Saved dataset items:
## Begin
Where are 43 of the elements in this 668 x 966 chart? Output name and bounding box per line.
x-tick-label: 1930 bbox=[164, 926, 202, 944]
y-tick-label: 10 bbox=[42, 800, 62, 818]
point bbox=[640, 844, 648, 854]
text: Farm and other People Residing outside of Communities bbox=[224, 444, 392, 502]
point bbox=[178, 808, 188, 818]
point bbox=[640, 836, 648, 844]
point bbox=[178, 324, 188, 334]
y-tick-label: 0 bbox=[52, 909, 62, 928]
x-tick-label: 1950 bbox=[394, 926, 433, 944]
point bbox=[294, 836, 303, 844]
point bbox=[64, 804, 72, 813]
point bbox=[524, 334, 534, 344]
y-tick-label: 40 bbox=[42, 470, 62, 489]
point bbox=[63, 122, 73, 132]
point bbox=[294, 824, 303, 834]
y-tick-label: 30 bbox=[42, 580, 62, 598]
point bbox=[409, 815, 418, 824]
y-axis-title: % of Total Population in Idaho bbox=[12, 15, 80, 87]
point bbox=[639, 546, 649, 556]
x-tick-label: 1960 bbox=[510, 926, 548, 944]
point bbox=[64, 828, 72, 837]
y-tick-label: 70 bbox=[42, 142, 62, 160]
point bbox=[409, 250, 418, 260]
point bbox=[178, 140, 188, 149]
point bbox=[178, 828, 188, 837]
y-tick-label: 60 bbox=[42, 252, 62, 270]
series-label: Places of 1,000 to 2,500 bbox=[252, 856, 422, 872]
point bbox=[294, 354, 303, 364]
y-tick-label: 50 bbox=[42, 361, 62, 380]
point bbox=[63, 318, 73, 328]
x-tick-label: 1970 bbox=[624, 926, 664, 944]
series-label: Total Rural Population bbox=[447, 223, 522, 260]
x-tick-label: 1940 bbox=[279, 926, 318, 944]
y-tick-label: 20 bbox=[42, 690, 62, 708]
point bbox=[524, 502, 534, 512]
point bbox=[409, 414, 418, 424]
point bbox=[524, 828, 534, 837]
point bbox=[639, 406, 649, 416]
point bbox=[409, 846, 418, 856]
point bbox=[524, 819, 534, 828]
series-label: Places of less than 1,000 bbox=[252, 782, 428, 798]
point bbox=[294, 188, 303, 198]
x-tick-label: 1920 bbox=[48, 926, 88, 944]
## End
WHAT THE EXERCISE ASKS: Lay out every line above as a Markdown table with two columns, Row and Line, numbering the rows in order and leaving out any blank lines.

FINISHED TASK:
| Row | Line |
|---|---|
| 1 | Where are 43 of the elements in this 668 x 966 chart? Output name and bounding box per line. |
| 2 | x-tick-label: 1930 bbox=[164, 926, 202, 944] |
| 3 | y-tick-label: 10 bbox=[42, 800, 62, 818] |
| 4 | point bbox=[640, 844, 648, 854] |
| 5 | text: Farm and other People Residing outside of Communities bbox=[224, 444, 392, 502] |
| 6 | point bbox=[178, 808, 188, 818] |
| 7 | point bbox=[640, 836, 648, 844] |
| 8 | point bbox=[178, 324, 188, 334] |
| 9 | y-tick-label: 0 bbox=[52, 909, 62, 928] |
| 10 | x-tick-label: 1950 bbox=[394, 926, 433, 944] |
| 11 | point bbox=[294, 836, 303, 844] |
| 12 | point bbox=[64, 804, 72, 813] |
| 13 | point bbox=[524, 334, 534, 344] |
| 14 | y-tick-label: 40 bbox=[42, 470, 62, 489] |
| 15 | point bbox=[63, 122, 73, 132] |
| 16 | point bbox=[294, 824, 303, 834] |
| 17 | y-tick-label: 30 bbox=[42, 580, 62, 598] |
| 18 | point bbox=[409, 815, 418, 824] |
| 19 | y-axis-title: % of Total Population in Idaho bbox=[12, 15, 80, 87] |
| 20 | point bbox=[639, 546, 649, 556] |
| 21 | x-tick-label: 1960 bbox=[510, 926, 548, 944] |
| 22 | point bbox=[64, 828, 72, 837] |
| 23 | y-tick-label: 70 bbox=[42, 142, 62, 160] |
| 24 | point bbox=[409, 250, 418, 260] |
| 25 | point bbox=[178, 140, 188, 149] |
| 26 | point bbox=[178, 828, 188, 837] |
| 27 | y-tick-label: 60 bbox=[42, 252, 62, 270] |
| 28 | series-label: Places of 1,000 to 2,500 bbox=[252, 856, 422, 872] |
| 29 | point bbox=[294, 354, 303, 364] |
| 30 | y-tick-label: 50 bbox=[42, 361, 62, 380] |
| 31 | point bbox=[63, 318, 73, 328] |
| 32 | x-tick-label: 1970 bbox=[624, 926, 664, 944] |
| 33 | series-label: Total Rural Population bbox=[447, 223, 522, 260] |
| 34 | x-tick-label: 1940 bbox=[279, 926, 318, 944] |
| 35 | y-tick-label: 20 bbox=[42, 690, 62, 708] |
| 36 | point bbox=[524, 502, 534, 512] |
| 37 | point bbox=[409, 414, 418, 424] |
| 38 | point bbox=[524, 828, 534, 837] |
| 39 | point bbox=[639, 406, 649, 416] |
| 40 | point bbox=[409, 846, 418, 856] |
| 41 | point bbox=[524, 819, 534, 828] |
| 42 | series-label: Places of less than 1,000 bbox=[252, 782, 428, 798] |
| 43 | point bbox=[294, 188, 303, 198] |
| 44 | x-tick-label: 1920 bbox=[48, 926, 88, 944] |